- _Your goal_:
Each line that holds the word "screenshot" counts once; report the total and nothing else.

— begin —

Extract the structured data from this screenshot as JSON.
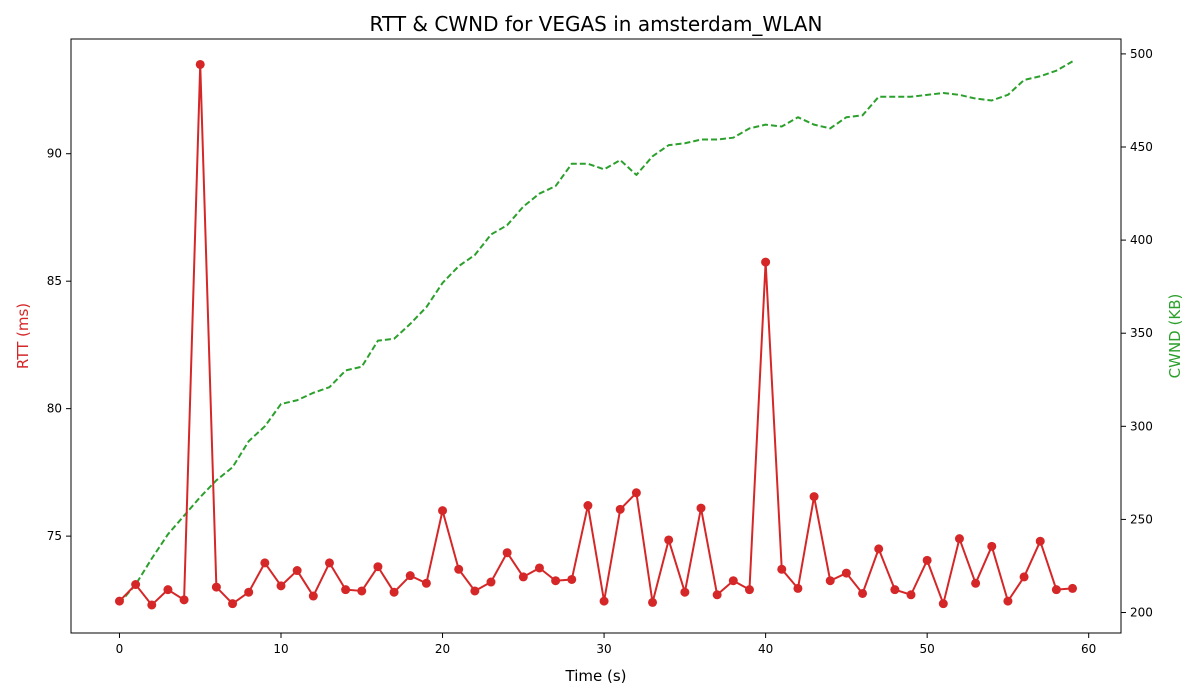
{
  "chart_data": {
    "type": "line",
    "title": "RTT & CWND for VEGAS in amsterdam_WLAN",
    "xlabel": "Time (s)",
    "ylabel_left": "RTT (ms)",
    "ylabel_right": "CWND (KB)",
    "xlim": [
      -3,
      62
    ],
    "ylim_left": [
      71.2,
      94.5
    ],
    "ylim_right": [
      189,
      508
    ],
    "x_ticks": [
      0,
      10,
      20,
      30,
      40,
      50,
      60
    ],
    "y_ticks_left": [
      75,
      80,
      85,
      90
    ],
    "y_ticks_right": [
      200,
      250,
      300,
      350,
      400,
      450,
      500
    ],
    "grid": false,
    "legend": "none",
    "x": [
      0,
      1,
      2,
      3,
      4,
      5,
      6,
      7,
      8,
      9,
      10,
      11,
      12,
      13,
      14,
      15,
      16,
      17,
      18,
      19,
      20,
      21,
      22,
      23,
      24,
      25,
      26,
      27,
      28,
      29,
      30,
      31,
      32,
      33,
      34,
      35,
      36,
      37,
      38,
      39,
      40,
      41,
      42,
      43,
      44,
      45,
      46,
      47,
      48,
      49,
      50,
      51,
      52,
      53,
      54,
      55,
      56,
      57,
      58,
      59
    ],
    "series": [
      {
        "axis": "left",
        "color": "#d62728",
        "style": "solid",
        "marker": "circle",
        "values": [
          72.45,
          73.1,
          72.3,
          72.9,
          72.5,
          93.5,
          73.0,
          72.35,
          72.8,
          73.95,
          73.05,
          73.65,
          72.65,
          73.95,
          72.9,
          72.85,
          73.8,
          72.8,
          73.45,
          73.15,
          76.0,
          73.7,
          72.85,
          73.2,
          74.35,
          73.4,
          73.75,
          73.25,
          73.3,
          76.2,
          72.45,
          76.05,
          76.7,
          72.4,
          74.85,
          72.8,
          76.1,
          72.7,
          73.25,
          72.9,
          85.75,
          73.7,
          72.95,
          76.55,
          73.25,
          73.55,
          72.75,
          74.5,
          72.9,
          72.7,
          74.05,
          72.35,
          74.9,
          73.15,
          74.6,
          72.45,
          73.4,
          74.8,
          72.9,
          72.95
        ]
      },
      {
        "axis": "right",
        "color": "#2ca02c",
        "style": "dashed",
        "marker": "none",
        "values": [
          205,
          215,
          229,
          242,
          252,
          262,
          271,
          278,
          292,
          300,
          312,
          314,
          318,
          321,
          330,
          332,
          346,
          347,
          355,
          364,
          377,
          386,
          392,
          403,
          408,
          418,
          425,
          429,
          441,
          441,
          438,
          443,
          435,
          445,
          451,
          452,
          454,
          454,
          455,
          460,
          462,
          461,
          466,
          462,
          460,
          466,
          467,
          477,
          477,
          477,
          478,
          479,
          478,
          476,
          475,
          478,
          486,
          488,
          491,
          496
        ]
      }
    ]
  }
}
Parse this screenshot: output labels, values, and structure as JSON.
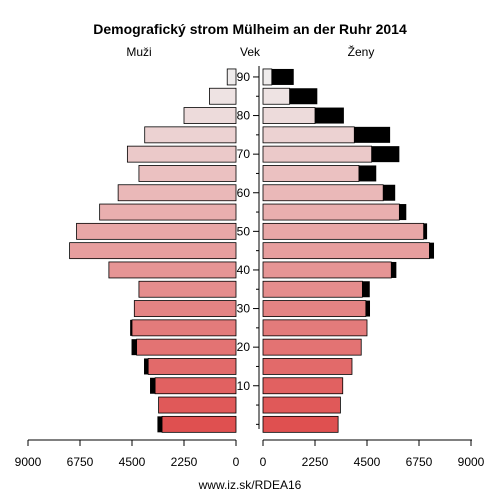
{
  "chart_data": {
    "type": "bar",
    "title": "Demografický strom Mülheim an der Ruhr 2014",
    "left_label": "Muži",
    "center_label": "Vek",
    "right_label": "Ženy",
    "footer": "www.iz.sk/RDEA16",
    "x_ticks_left": [
      "9000",
      "6750",
      "4500",
      "2250",
      "0"
    ],
    "x_ticks_right": [
      "0",
      "2250",
      "4500",
      "6750",
      "9000"
    ],
    "xlim": [
      0,
      9000
    ],
    "age_ticks": [
      "10",
      "20",
      "30",
      "40",
      "50",
      "60",
      "70",
      "80",
      "90"
    ],
    "age_groups": [
      "0-4",
      "5-9",
      "10-14",
      "15-19",
      "20-24",
      "25-29",
      "30-34",
      "35-39",
      "40-44",
      "45-49",
      "50-54",
      "55-59",
      "60-64",
      "65-69",
      "70-74",
      "75-79",
      "80-84",
      "85-89",
      "90+"
    ],
    "series": [
      {
        "name": "Muži",
        "values": [
          3200,
          3350,
          3500,
          3800,
          4300,
          4500,
          4400,
          4200,
          5500,
          7200,
          6900,
          5900,
          5100,
          4200,
          4700,
          3950,
          2250,
          1150,
          380
        ]
      },
      {
        "name": "Muži (excess)",
        "values": [
          200,
          0,
          220,
          180,
          220,
          80,
          0,
          0,
          0,
          0,
          0,
          0,
          0,
          0,
          0,
          0,
          0,
          0,
          0
        ]
      },
      {
        "name": "Ženy",
        "values": [
          3250,
          3350,
          3450,
          3850,
          4250,
          4500,
          4450,
          4300,
          5550,
          7200,
          6950,
          5900,
          5200,
          4150,
          4700,
          3950,
          2250,
          1150,
          380
        ]
      },
      {
        "name": "Ženy (excess)",
        "values": [
          0,
          0,
          0,
          0,
          0,
          0,
          180,
          320,
          220,
          200,
          150,
          300,
          520,
          750,
          1200,
          1550,
          1250,
          1200,
          950
        ]
      }
    ]
  }
}
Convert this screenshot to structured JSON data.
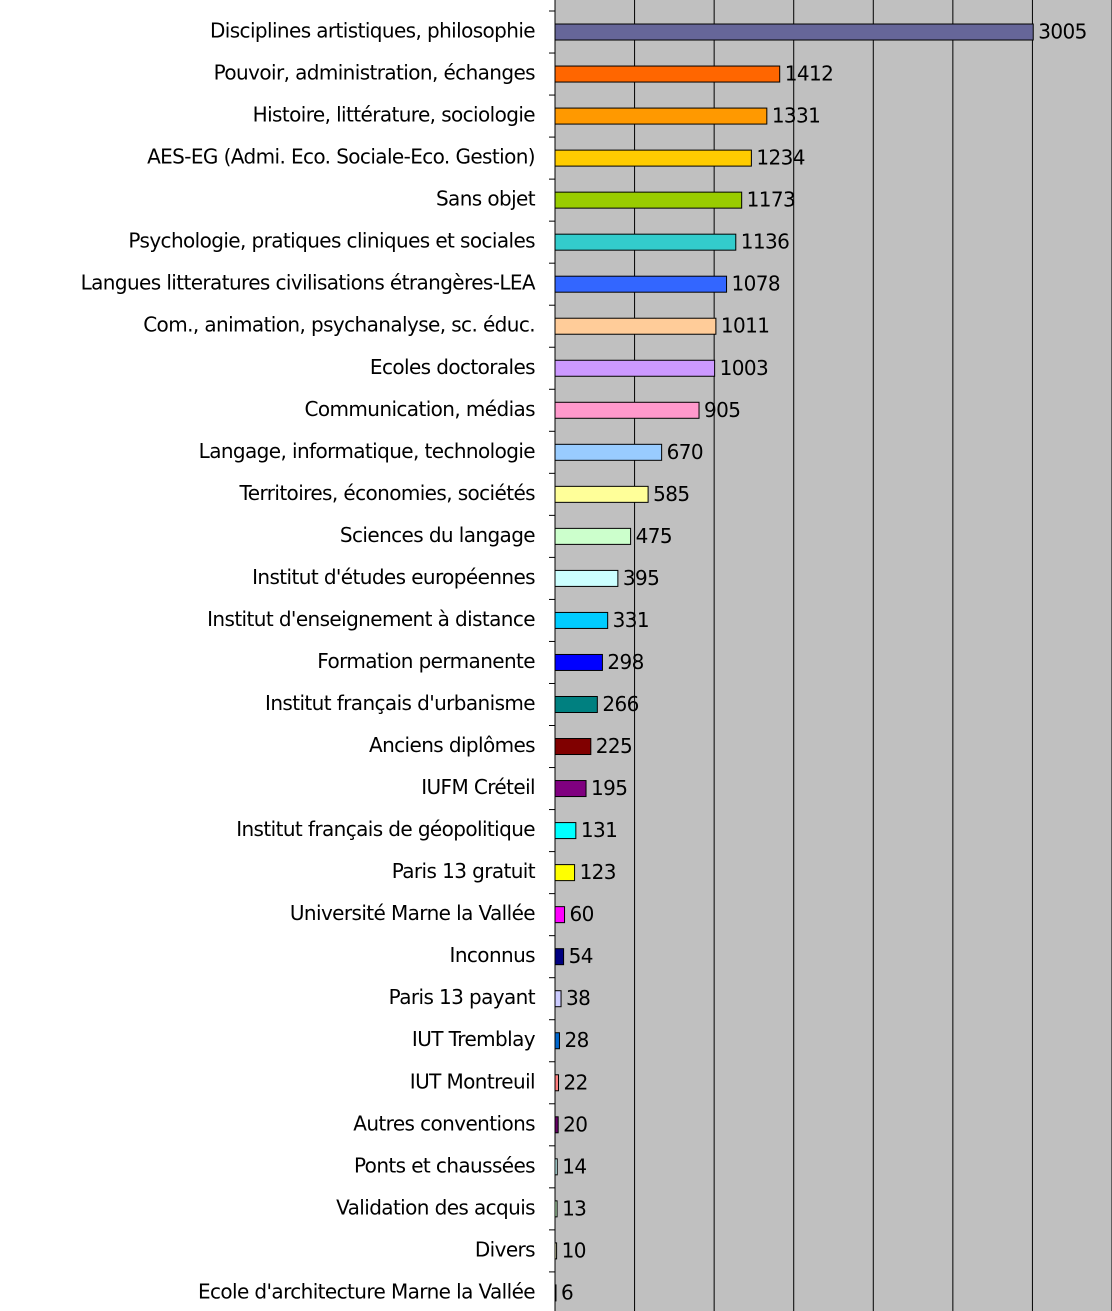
{
  "chart_data": {
    "type": "bar",
    "orientation": "horizontal",
    "categories": [
      "Disciplines artistiques, philosophie",
      "Pouvoir, administration, échanges",
      "Histoire, littérature, sociologie",
      "AES-EG (Admi. Eco. Sociale-Eco. Gestion)",
      "Sans objet",
      "Psychologie, pratiques cliniques et sociales",
      "Langues litteratures civilisations étrangères-LEA",
      "Com., animation, psychanalyse, sc. éduc.",
      "Ecoles doctorales",
      "Communication, médias",
      "Langage, informatique, technologie",
      "Territoires, économies, sociétés",
      "Sciences du langage",
      "Institut d'études européennes",
      "Institut d'enseignement à distance",
      "Formation permanente",
      "Institut français d'urbanisme",
      "Anciens diplômes",
      "IUFM Créteil",
      "Institut français de géopolitique",
      "Paris 13 gratuit",
      "Université Marne la Vallée",
      "Inconnus",
      "Paris 13 payant",
      "IUT Tremblay",
      "IUT Montreuil",
      "Autres conventions",
      "Ponts et chaussées",
      "Validation des acquis",
      "Divers",
      "Ecole d'architecture Marne la Vallée"
    ],
    "values": [
      3005,
      1412,
      1331,
      1234,
      1173,
      1136,
      1078,
      1011,
      1003,
      905,
      670,
      585,
      475,
      395,
      331,
      298,
      266,
      225,
      195,
      131,
      123,
      60,
      54,
      38,
      28,
      22,
      20,
      14,
      13,
      10,
      6
    ],
    "colors": [
      "#666699",
      "#ff6600",
      "#ff9900",
      "#ffcc00",
      "#99cc00",
      "#33cccc",
      "#3366ff",
      "#ffcc99",
      "#cc99ff",
      "#ff99cc",
      "#99ccff",
      "#ffff99",
      "#ccffcc",
      "#ccffff",
      "#00ccff",
      "#0000ff",
      "#008080",
      "#800000",
      "#800080",
      "#00ffff",
      "#ffff00",
      "#ff00ff",
      "#000080",
      "#ccccff",
      "#0066cc",
      "#ff8080",
      "#660066",
      "#ccffff",
      "#ccffcc",
      "#ffffcc",
      "#ccccff"
    ],
    "xlim": [
      0,
      3500
    ],
    "xticks": [
      0,
      500,
      1000,
      1500,
      2000,
      2500,
      3000,
      3500
    ],
    "grid": true,
    "background": "#c0c0c0"
  }
}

— end —

- _Response_:
3